[Extracts from a graphics dataset]
....................

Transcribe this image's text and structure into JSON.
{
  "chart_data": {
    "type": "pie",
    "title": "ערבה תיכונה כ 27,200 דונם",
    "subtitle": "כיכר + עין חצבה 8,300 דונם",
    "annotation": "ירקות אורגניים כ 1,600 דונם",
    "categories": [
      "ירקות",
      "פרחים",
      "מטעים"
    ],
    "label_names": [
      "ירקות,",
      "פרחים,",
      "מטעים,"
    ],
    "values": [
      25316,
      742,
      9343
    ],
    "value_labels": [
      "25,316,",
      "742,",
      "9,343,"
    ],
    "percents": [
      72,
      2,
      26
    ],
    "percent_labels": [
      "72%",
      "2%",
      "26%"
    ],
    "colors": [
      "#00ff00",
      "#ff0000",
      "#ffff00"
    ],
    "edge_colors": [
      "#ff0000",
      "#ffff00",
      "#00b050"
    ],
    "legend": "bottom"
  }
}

....................

== Work instructions ==
Copy out the material above in its entirety. Every detail must match.

== Exercise output ==
Transcribe this image's text and structure into JSON.
{
  "chart_data": {
    "type": "pie",
    "title": "ערבה תיכונה כ 27,200 דונם",
    "subtitle": "כיכר + עין חצבה 8,300 דונם",
    "annotation": "ירקות אורגניים כ 1,600 דונם",
    "categories": [
      "ירקות",
      "פרחים",
      "מטעים"
    ],
    "label_names": [
      "ירקות,",
      "פרחים,",
      "מטעים,"
    ],
    "values": [
      25316,
      742,
      9343
    ],
    "value_labels": [
      "25,316,",
      "742,",
      "9,343,"
    ],
    "percents": [
      72,
      2,
      26
    ],
    "percent_labels": [
      "72%",
      "2%",
      "26%"
    ],
    "colors": [
      "#00ff00",
      "#ff0000",
      "#ffff00"
    ],
    "edge_colors": [
      "#ff0000",
      "#ffff00",
      "#00b050"
    ],
    "legend": "bottom"
  }
}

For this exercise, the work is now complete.